§ Written request: Copy every line of the data that includes the string "SABCD".

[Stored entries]
·····
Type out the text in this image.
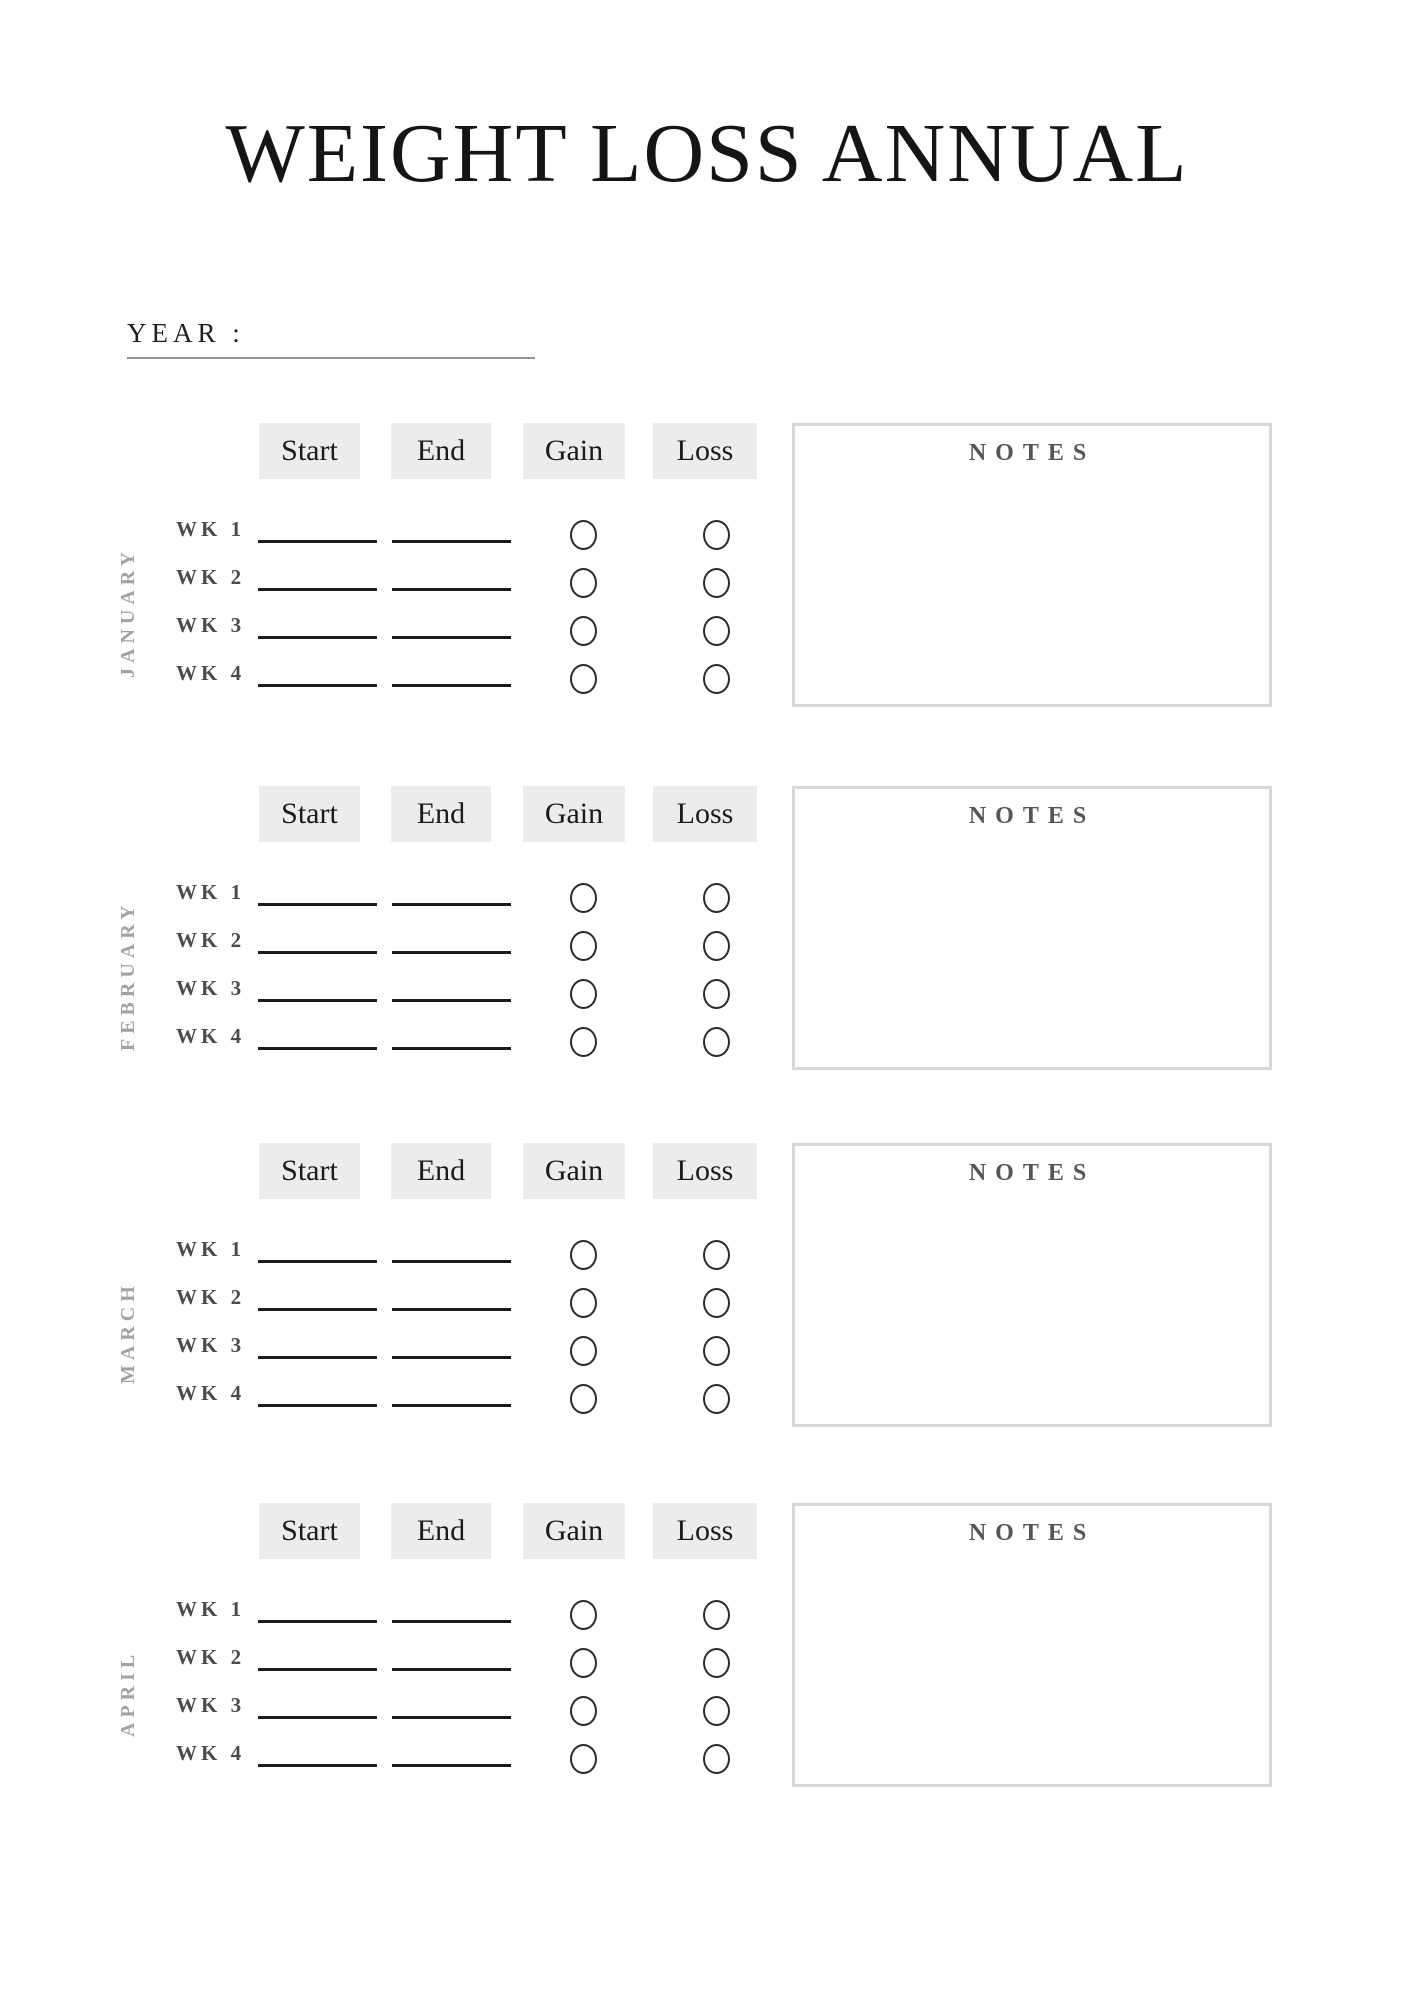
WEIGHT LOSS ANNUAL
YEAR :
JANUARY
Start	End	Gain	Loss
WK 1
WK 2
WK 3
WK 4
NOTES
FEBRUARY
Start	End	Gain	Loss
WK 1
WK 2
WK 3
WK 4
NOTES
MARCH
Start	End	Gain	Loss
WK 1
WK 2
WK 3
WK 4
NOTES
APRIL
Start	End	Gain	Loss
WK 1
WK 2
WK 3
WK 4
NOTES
·····
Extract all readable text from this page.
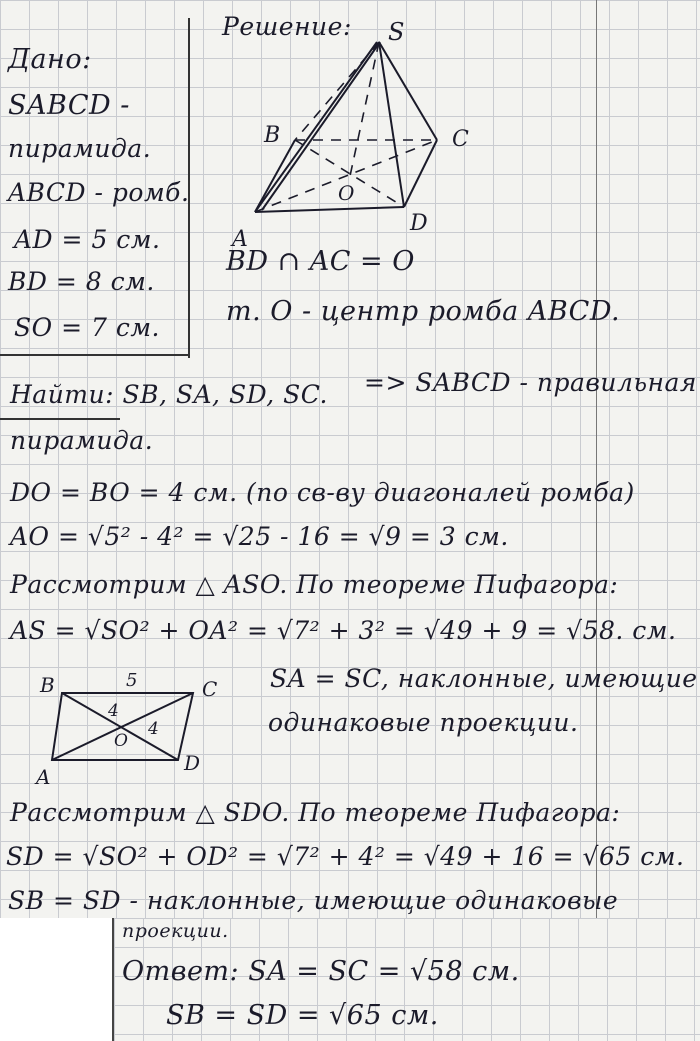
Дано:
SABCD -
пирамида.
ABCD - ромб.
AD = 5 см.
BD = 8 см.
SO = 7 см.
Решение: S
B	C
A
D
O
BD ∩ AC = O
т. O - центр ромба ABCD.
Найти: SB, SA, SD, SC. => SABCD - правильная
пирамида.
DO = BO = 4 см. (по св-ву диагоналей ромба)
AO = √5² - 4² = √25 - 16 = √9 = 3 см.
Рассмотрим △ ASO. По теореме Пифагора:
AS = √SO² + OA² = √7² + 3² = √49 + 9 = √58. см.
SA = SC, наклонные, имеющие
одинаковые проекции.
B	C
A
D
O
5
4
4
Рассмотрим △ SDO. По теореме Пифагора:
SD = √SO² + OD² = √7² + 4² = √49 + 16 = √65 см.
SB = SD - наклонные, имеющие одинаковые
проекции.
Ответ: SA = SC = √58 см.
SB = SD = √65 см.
·····
§ The completed task:
SABCD -
Найти: SB, SA, SD, SC. => SABCD - правильная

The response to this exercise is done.